**WHAT THE EXERCISE ASKS**:
Your task is to transcribe all the entries exactly, excluding pictures.

**MATERIAL SUPPLIED**:

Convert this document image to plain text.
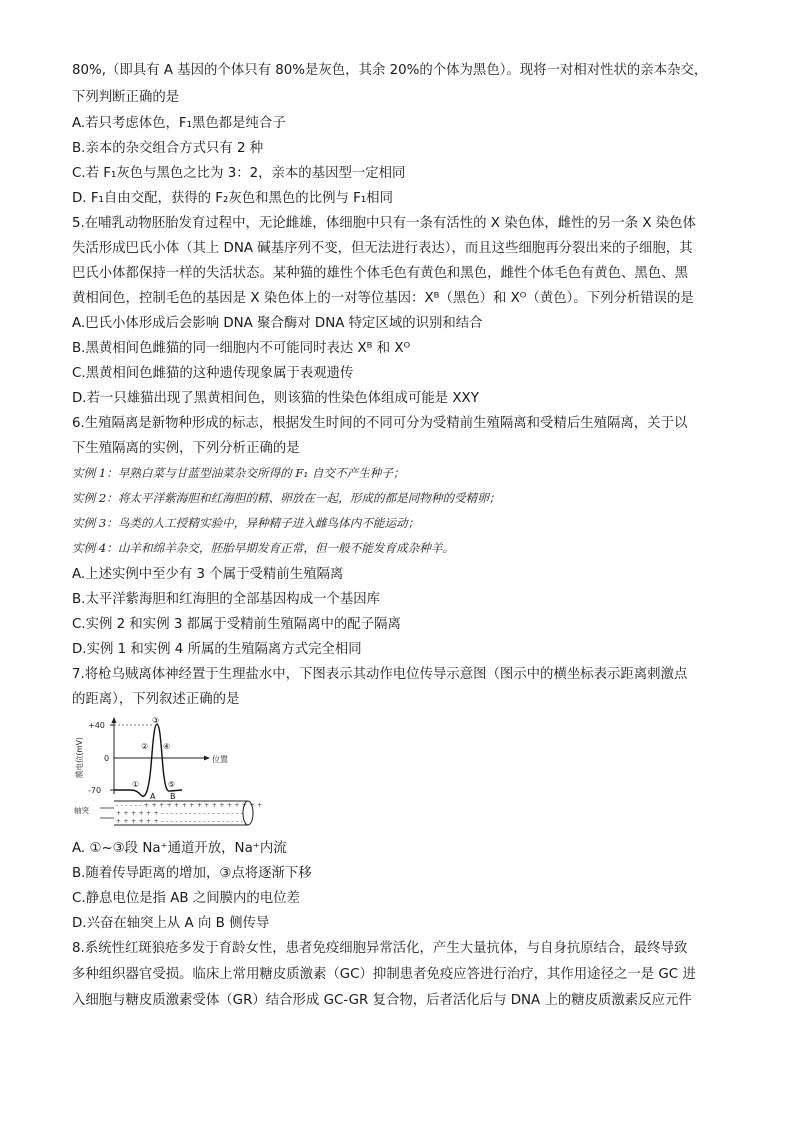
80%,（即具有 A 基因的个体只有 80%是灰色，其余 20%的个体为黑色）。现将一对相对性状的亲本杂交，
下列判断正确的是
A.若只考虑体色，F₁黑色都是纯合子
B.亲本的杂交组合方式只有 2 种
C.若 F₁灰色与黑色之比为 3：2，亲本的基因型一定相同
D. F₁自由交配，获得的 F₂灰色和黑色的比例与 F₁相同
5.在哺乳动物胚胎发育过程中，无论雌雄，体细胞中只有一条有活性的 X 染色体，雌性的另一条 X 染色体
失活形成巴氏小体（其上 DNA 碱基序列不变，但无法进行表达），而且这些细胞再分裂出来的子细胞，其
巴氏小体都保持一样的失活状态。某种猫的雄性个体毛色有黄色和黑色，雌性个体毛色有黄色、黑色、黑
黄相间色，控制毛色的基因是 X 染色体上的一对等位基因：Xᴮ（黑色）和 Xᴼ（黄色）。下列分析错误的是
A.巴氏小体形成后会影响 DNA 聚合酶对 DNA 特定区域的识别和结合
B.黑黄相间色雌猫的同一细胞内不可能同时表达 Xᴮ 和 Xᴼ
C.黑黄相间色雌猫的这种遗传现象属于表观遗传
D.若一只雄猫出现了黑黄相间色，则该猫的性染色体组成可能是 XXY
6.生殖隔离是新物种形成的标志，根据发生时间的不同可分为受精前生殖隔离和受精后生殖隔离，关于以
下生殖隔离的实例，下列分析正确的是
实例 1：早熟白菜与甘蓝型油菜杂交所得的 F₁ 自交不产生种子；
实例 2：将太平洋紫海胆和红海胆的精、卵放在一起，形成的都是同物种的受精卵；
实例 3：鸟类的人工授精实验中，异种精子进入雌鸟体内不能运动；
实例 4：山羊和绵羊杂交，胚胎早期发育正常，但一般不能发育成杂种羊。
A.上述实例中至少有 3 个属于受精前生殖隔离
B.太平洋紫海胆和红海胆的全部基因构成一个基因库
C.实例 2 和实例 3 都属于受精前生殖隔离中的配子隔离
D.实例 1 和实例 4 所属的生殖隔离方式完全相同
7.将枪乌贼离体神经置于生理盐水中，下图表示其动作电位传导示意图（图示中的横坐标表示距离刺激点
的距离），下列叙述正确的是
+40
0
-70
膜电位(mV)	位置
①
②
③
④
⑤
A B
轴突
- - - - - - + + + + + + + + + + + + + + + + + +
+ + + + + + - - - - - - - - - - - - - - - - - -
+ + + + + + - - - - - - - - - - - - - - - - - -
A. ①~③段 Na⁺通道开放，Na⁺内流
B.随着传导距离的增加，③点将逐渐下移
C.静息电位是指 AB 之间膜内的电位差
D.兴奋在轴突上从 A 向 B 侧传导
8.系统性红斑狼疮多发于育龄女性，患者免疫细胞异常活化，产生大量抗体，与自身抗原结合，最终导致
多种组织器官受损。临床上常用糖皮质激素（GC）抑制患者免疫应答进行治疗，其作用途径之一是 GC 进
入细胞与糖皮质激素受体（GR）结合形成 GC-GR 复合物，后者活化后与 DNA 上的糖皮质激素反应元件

**RESPONSE TO THIS TASK**:
Convert this document image to plain text.
80%,（即具有 A 基因的个体只有 80%是灰色，其余 20%的个体为黑色）。现将一对相对性状的亲本杂交，
下列判断正确的是
A.若只考虑体色，F₁黑色都是纯合子
B.亲本的杂交组合方式只有 2 种
C.若 F₁灰色与黑色之比为 3：2，亲本的基因型一定相同
D. F₁自由交配，获得的 F₂灰色和黑色的比例与 F₁相同
5.在哺乳动物胚胎发育过程中，无论雌雄，体细胞中只有一条有活性的 X 染色体，雌性的另一条 X 染色体
失活形成巴氏小体（其上 DNA 碱基序列不变，但无法进行表达），而且这些细胞再分裂出来的子细胞，其
巴氏小体都保持一样的失活状态。某种猫的雄性个体毛色有黄色和黑色，雌性个体毛色有黄色、黑色、黑
黄相间色，控制毛色的基因是 X 染色体上的一对等位基因：Xᴮ（黑色）和 Xᴼ（黄色）。下列分析错误的是
A.巴氏小体形成后会影响 DNA 聚合酶对 DNA 特定区域的识别和结合
B.黑黄相间色雌猫的同一细胞内不可能同时表达 Xᴮ 和 Xᴼ
C.黑黄相间色雌猫的这种遗传现象属于表观遗传
D.若一只雄猫出现了黑黄相间色，则该猫的性染色体组成可能是 XXY
6.生殖隔离是新物种形成的标志，根据发生时间的不同可分为受精前生殖隔离和受精后生殖隔离，关于以
下生殖隔离的实例，下列分析正确的是
实例 1：早熟白菜与甘蓝型油菜杂交所得的 F₁ 自交不产生种子；
实例 2：将太平洋紫海胆和红海胆的精、卵放在一起，形成的都是同物种的受精卵；
实例 3：鸟类的人工授精实验中，异种精子进入雌鸟体内不能运动；
实例 4：山羊和绵羊杂交，胚胎早期发育正常，但一般不能发育成杂种羊。
A.上述实例中至少有 3 个属于受精前生殖隔离
B.太平洋紫海胆和红海胆的全部基因构成一个基因库
C.实例 2 和实例 3 都属于受精前生殖隔离中的配子隔离
D.实例 1 和实例 4 所属的生殖隔离方式完全相同
7.将枪乌贼离体神经置于生理盐水中，下图表示其动作电位传导示意图（图示中的横坐标表示距离刺激点
的距离），下列叙述正确的是
+40
0
-70
膜电位(mV)	位置
①
②
③
④
⑤
A B
轴突
- - - - - - + + + + + + + + + + + + + + + + + +
+ + + + + + - - - - - - - - - - - - - - - - - -
+ + + + + + - - - - - - - - - - - - - - - - - -
A. ①~③段 Na⁺通道开放，Na⁺内流
B.随着传导距离的增加，③点将逐渐下移
C.静息电位是指 AB 之间膜内的电位差
D.兴奋在轴突上从 A 向 B 侧传导
8.系统性红斑狼疮多发于育龄女性，患者免疫细胞异常活化，产生大量抗体，与自身抗原结合，最终导致
多种组织器官受损。临床上常用糖皮质激素（GC）抑制患者免疫应答进行治疗，其作用途径之一是 GC 进
入细胞与糖皮质激素受体（GR）结合形成 GC-GR 复合物，后者活化后与 DNA 上的糖皮质激素反应元件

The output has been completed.